- Excerpt to read:
Meddling Kids
- Author: Edgar Cantero
- Cover artist: Michael Windsor
- Genre: Horror Mystery Comedy
- Published: July 12, 2017 (Doubleday)
- Publication place: United States
- Media type: Print (hardcover, paperback)
- Pages: 336
- ISBN: 978-0-385-54199-2
- Preceded by: The Supernatural Enhancements
- Followed by: This Body's Not Big Enough for Both of Us

= Meddling Kids =

Book by Edgar Cantero

Meddling Kids is a 2017 horror-comedy novel by Catalan author Edgar Cantero, published by Doubleday and Blumhouse Books. It deals with a former gang of children detectives, in the vein of Enid Blyton's Famous Five or Scooby-Doo, who reunite in their mid-twenties to reopen a case that traumatized them as kids and expose a plot of Lovecraftian horror. A spin-off, This Body's Not Big Enough for Both of Us, was published in 2018, along with a spin-off short story, "The Meddler", that same year.

- Provided records:
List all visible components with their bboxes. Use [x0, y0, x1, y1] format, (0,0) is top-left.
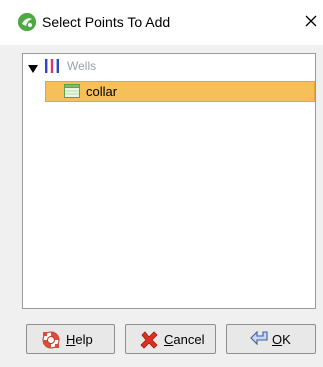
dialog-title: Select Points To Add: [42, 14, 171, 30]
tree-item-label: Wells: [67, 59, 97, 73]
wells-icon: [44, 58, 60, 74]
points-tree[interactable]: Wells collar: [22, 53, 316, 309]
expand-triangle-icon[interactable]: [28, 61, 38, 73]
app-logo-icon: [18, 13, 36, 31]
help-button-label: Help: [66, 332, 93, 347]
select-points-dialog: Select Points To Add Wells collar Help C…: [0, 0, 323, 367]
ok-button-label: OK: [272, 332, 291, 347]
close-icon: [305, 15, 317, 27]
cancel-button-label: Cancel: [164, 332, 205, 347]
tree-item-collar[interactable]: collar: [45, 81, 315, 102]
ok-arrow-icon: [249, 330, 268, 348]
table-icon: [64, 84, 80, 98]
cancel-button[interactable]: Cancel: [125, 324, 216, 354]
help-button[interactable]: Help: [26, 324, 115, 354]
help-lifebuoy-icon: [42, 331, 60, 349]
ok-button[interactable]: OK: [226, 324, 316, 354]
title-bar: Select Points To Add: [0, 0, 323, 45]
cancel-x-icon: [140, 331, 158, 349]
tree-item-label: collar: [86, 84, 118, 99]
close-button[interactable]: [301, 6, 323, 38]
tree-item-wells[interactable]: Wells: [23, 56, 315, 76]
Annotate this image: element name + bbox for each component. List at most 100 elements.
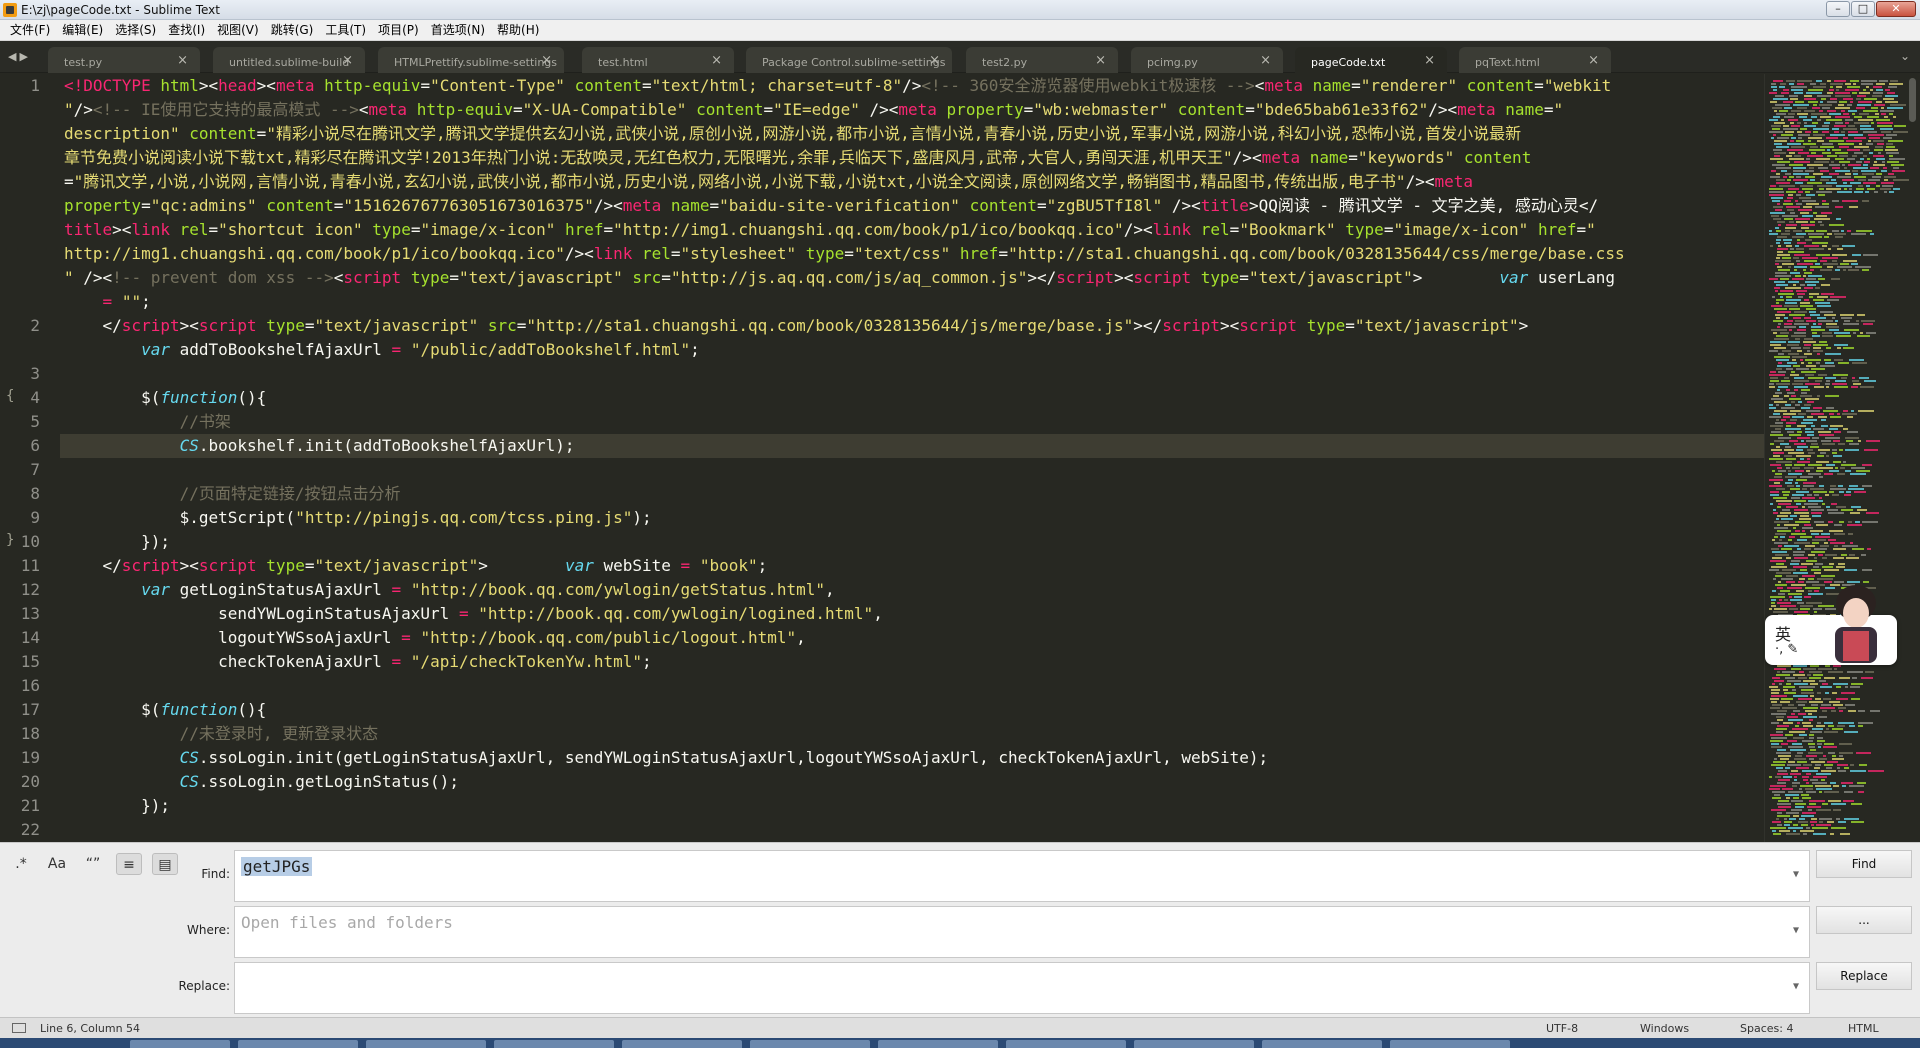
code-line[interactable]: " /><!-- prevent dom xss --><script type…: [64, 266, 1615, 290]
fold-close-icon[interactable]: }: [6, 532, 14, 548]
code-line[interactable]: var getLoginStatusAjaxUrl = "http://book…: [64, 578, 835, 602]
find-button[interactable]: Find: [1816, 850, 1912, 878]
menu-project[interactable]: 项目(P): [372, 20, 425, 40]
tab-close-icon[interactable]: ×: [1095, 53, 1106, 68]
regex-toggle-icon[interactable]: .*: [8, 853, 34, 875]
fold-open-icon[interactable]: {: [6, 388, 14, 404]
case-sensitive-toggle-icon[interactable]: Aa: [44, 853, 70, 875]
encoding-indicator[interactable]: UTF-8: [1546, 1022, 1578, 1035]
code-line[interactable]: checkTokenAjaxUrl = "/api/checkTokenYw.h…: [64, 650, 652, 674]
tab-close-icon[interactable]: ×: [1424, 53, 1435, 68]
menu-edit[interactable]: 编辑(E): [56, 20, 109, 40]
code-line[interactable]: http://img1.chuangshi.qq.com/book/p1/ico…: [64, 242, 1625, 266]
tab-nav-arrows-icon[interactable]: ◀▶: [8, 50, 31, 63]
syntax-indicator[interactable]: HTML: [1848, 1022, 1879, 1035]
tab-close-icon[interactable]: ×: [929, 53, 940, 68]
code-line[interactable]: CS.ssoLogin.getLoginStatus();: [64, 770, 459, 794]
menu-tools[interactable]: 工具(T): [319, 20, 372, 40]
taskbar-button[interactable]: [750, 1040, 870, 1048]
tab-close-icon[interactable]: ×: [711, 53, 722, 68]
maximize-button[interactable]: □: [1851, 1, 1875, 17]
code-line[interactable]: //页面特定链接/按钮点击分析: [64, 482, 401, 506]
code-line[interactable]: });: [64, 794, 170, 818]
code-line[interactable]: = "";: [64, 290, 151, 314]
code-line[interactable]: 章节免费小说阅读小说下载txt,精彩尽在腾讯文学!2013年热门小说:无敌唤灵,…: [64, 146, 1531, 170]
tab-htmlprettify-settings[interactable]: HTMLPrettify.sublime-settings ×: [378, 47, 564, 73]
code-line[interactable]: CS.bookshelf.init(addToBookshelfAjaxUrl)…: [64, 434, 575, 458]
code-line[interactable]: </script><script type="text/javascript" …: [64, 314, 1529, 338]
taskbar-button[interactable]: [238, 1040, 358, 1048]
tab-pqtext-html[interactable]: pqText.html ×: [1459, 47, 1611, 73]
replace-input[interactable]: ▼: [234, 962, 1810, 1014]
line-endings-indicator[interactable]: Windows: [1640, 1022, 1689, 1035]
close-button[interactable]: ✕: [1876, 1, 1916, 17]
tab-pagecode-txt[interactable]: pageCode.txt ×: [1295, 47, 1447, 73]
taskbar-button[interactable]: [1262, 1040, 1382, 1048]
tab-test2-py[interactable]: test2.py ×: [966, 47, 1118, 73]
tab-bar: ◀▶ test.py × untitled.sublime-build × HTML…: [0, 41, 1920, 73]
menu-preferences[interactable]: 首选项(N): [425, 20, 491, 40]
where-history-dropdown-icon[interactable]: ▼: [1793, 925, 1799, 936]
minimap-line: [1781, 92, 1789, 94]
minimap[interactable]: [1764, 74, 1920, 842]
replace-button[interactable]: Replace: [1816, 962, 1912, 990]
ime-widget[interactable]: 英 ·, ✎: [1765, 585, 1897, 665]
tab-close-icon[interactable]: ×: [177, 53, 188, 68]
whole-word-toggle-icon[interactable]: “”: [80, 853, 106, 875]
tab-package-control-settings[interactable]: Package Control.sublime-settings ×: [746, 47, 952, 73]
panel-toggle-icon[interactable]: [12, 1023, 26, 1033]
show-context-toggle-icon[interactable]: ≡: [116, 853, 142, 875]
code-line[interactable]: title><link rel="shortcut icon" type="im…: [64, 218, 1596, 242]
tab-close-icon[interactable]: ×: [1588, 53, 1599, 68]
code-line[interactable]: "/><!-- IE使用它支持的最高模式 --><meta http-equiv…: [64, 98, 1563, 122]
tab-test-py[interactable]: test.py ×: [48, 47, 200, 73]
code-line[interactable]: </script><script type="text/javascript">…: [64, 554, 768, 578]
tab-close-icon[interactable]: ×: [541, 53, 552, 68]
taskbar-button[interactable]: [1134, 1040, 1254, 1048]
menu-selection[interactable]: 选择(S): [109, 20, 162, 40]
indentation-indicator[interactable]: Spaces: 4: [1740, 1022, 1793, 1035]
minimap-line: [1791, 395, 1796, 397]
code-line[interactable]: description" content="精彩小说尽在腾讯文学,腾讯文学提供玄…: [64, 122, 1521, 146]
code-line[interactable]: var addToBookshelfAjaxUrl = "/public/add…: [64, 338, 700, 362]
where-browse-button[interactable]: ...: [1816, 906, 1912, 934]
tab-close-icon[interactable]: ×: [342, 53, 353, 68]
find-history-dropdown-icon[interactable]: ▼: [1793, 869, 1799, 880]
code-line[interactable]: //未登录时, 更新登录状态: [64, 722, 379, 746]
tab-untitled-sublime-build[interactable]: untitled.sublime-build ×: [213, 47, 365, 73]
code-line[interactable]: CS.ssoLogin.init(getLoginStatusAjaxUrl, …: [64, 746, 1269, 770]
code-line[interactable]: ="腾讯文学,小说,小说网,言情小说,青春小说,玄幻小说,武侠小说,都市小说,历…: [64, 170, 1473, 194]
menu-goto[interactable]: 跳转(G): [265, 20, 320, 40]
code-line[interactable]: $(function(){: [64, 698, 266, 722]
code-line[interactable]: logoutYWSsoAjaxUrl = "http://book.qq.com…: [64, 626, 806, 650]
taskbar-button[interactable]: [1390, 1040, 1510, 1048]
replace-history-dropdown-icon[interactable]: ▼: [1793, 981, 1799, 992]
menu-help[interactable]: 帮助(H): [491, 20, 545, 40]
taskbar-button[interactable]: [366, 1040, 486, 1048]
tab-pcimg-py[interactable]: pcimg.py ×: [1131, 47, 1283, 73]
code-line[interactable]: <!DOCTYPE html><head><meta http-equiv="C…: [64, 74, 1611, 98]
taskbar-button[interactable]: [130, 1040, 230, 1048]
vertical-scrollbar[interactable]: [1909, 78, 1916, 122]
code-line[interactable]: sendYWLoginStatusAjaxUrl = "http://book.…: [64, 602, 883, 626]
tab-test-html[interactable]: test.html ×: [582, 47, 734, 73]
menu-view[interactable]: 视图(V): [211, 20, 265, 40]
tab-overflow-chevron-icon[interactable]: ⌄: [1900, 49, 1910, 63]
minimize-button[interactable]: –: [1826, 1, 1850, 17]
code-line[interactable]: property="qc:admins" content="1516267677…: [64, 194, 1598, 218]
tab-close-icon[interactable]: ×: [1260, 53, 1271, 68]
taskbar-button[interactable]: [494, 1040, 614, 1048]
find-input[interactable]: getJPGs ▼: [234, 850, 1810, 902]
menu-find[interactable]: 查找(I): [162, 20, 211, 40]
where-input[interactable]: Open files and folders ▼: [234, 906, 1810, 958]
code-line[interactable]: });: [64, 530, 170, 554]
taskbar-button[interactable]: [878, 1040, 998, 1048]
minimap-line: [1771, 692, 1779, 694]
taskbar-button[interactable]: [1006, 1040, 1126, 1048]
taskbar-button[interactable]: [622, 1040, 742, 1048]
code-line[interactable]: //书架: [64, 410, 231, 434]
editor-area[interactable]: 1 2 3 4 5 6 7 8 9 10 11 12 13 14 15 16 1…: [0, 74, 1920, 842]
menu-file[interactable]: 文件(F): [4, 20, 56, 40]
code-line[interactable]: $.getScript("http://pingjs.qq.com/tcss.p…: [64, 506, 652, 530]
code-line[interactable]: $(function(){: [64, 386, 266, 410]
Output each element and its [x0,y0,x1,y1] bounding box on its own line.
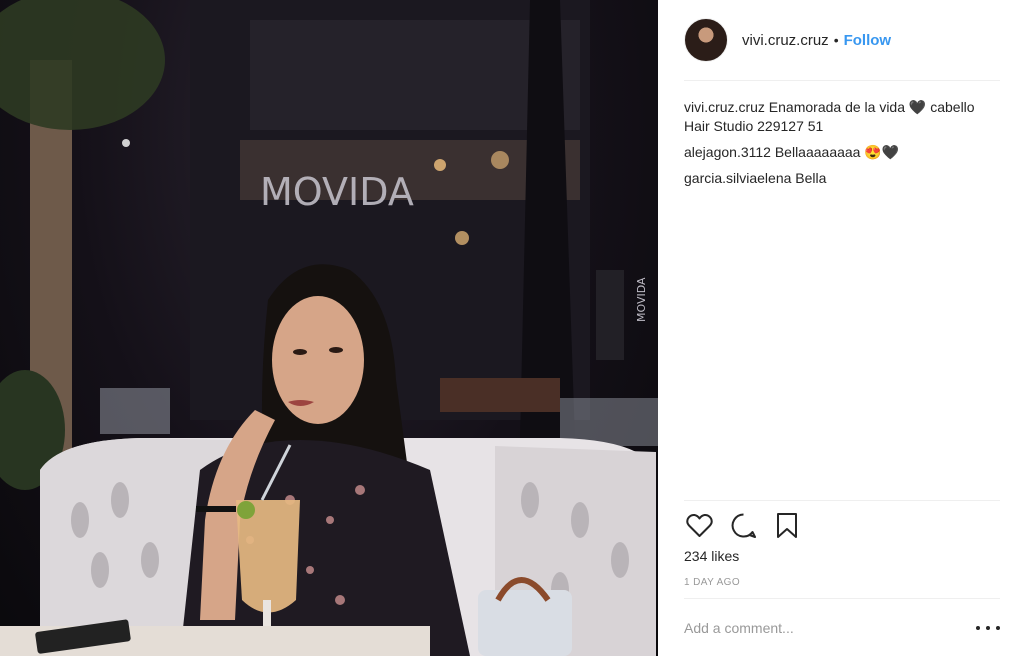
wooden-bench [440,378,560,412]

- Objective: Reproduce the Meddling Kids page word for word, from start to finish. Rely only on the Meddling Kids page for the task, not the rows.

- Solution for this task:
Meddling Kids
- Author: Edgar Cantero
- Cover artist: Michael Windsor
- Genre: Horror Mystery Comedy
- Published: July 12, 2017 (Doubleday)
- Publication place: United States
- Media type: Print (hardcover, paperback)
- Pages: 336
- ISBN: 978-0-385-54199-2
- Preceded by: The Supernatural Enhancements
- Followed by: This Body's Not Big Enough for Both of Us

= Meddling Kids =

Book by Edgar Cantero

Meddling Kids is a 2017 horror-comedy novel by Catalan author Edgar Cantero, published by Doubleday and Blumhouse Books. It deals with a former gang of children detectives, in the vein of Enid Blyton's Famous Five or Scooby-Doo, who reunite in their mid-twenties to reopen a case that traumatized them as kids and expose a plot of Lovecraftian horror. A spin-off, This Body's Not Big Enough for Both of Us, was published in 2018, along with a spin-off short story, "The Meddler", that same year.